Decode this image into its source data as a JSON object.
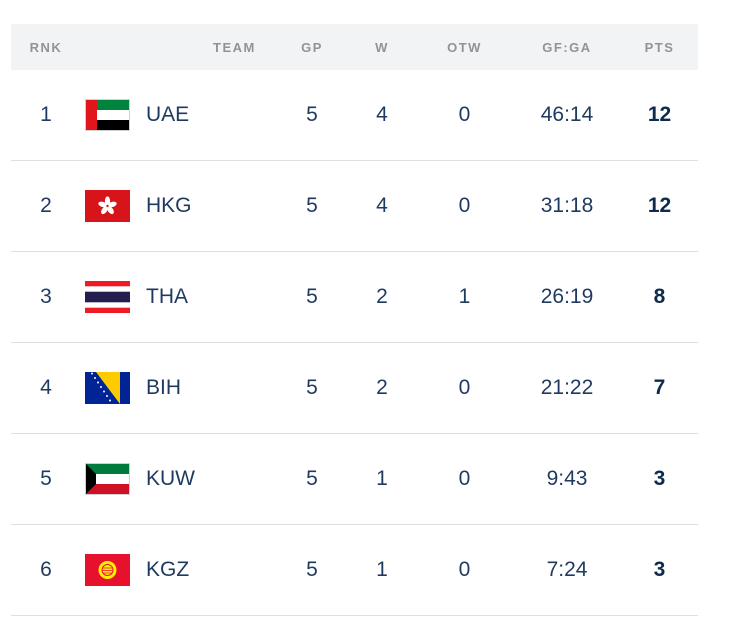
{
  "columns": {
    "rnk": "RNK",
    "team": "TEAM",
    "gp": "GP",
    "w": "W",
    "otw": "OTW",
    "gfga": "GF:GA",
    "pts": "PTS"
  },
  "rows": [
    {
      "rnk": "1",
      "team": "UAE",
      "flag": "uae-flag-icon",
      "gp": "5",
      "w": "4",
      "otw": "0",
      "gfga": "46:14",
      "pts": "12"
    },
    {
      "rnk": "2",
      "team": "HKG",
      "flag": "hkg-flag-icon",
      "gp": "5",
      "w": "4",
      "otw": "0",
      "gfga": "31:18",
      "pts": "12"
    },
    {
      "rnk": "3",
      "team": "THA",
      "flag": "tha-flag-icon",
      "gp": "5",
      "w": "2",
      "otw": "1",
      "gfga": "26:19",
      "pts": "8"
    },
    {
      "rnk": "4",
      "team": "BIH",
      "flag": "bih-flag-icon",
      "gp": "5",
      "w": "2",
      "otw": "0",
      "gfga": "21:22",
      "pts": "7"
    },
    {
      "rnk": "5",
      "team": "KUW",
      "flag": "kuw-flag-icon",
      "gp": "5",
      "w": "1",
      "otw": "0",
      "gfga": "9:43",
      "pts": "3"
    },
    {
      "rnk": "6",
      "team": "KGZ",
      "flag": "kgz-flag-icon",
      "gp": "5",
      "w": "1",
      "otw": "0",
      "gfga": "7:24",
      "pts": "3"
    }
  ],
  "colors": {
    "header_bg": "#f2f3f5",
    "header_text": "#8f949a",
    "body_text": "#1f3a5f",
    "row_divider": "#dcdfe3"
  }
}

********

Short exercise. Output the records above exactly as they are, leaving out the pictures.

Response for this exercise.
Decode this image into its source data as a JSON object.
{
  "columns": {
    "rnk": "RNK",
    "team": "TEAM",
    "gp": "GP",
    "w": "W",
    "otw": "OTW",
    "gfga": "GF:GA",
    "pts": "PTS"
  },
  "rows": [
    {
      "rnk": "1",
      "team": "UAE",
      "flag": "uae-flag-icon",
      "gp": "5",
      "w": "4",
      "otw": "0",
      "gfga": "46:14",
      "pts": "12"
    },
    {
      "rnk": "2",
      "team": "HKG",
      "flag": "hkg-flag-icon",
      "gp": "5",
      "w": "4",
      "otw": "0",
      "gfga": "31:18",
      "pts": "12"
    },
    {
      "rnk": "3",
      "team": "THA",
      "flag": "tha-flag-icon",
      "gp": "5",
      "w": "2",
      "otw": "1",
      "gfga": "26:19",
      "pts": "8"
    },
    {
      "rnk": "4",
      "team": "BIH",
      "flag": "bih-flag-icon",
      "gp": "5",
      "w": "2",
      "otw": "0",
      "gfga": "21:22",
      "pts": "7"
    },
    {
      "rnk": "5",
      "team": "KUW",
      "flag": "kuw-flag-icon",
      "gp": "5",
      "w": "1",
      "otw": "0",
      "gfga": "9:43",
      "pts": "3"
    },
    {
      "rnk": "6",
      "team": "KGZ",
      "flag": "kgz-flag-icon",
      "gp": "5",
      "w": "1",
      "otw": "0",
      "gfga": "7:24",
      "pts": "3"
    }
  ],
  "colors": {
    "header_bg": "#f2f3f5",
    "header_text": "#8f949a",
    "body_text": "#1f3a5f",
    "row_divider": "#dcdfe3"
  }
}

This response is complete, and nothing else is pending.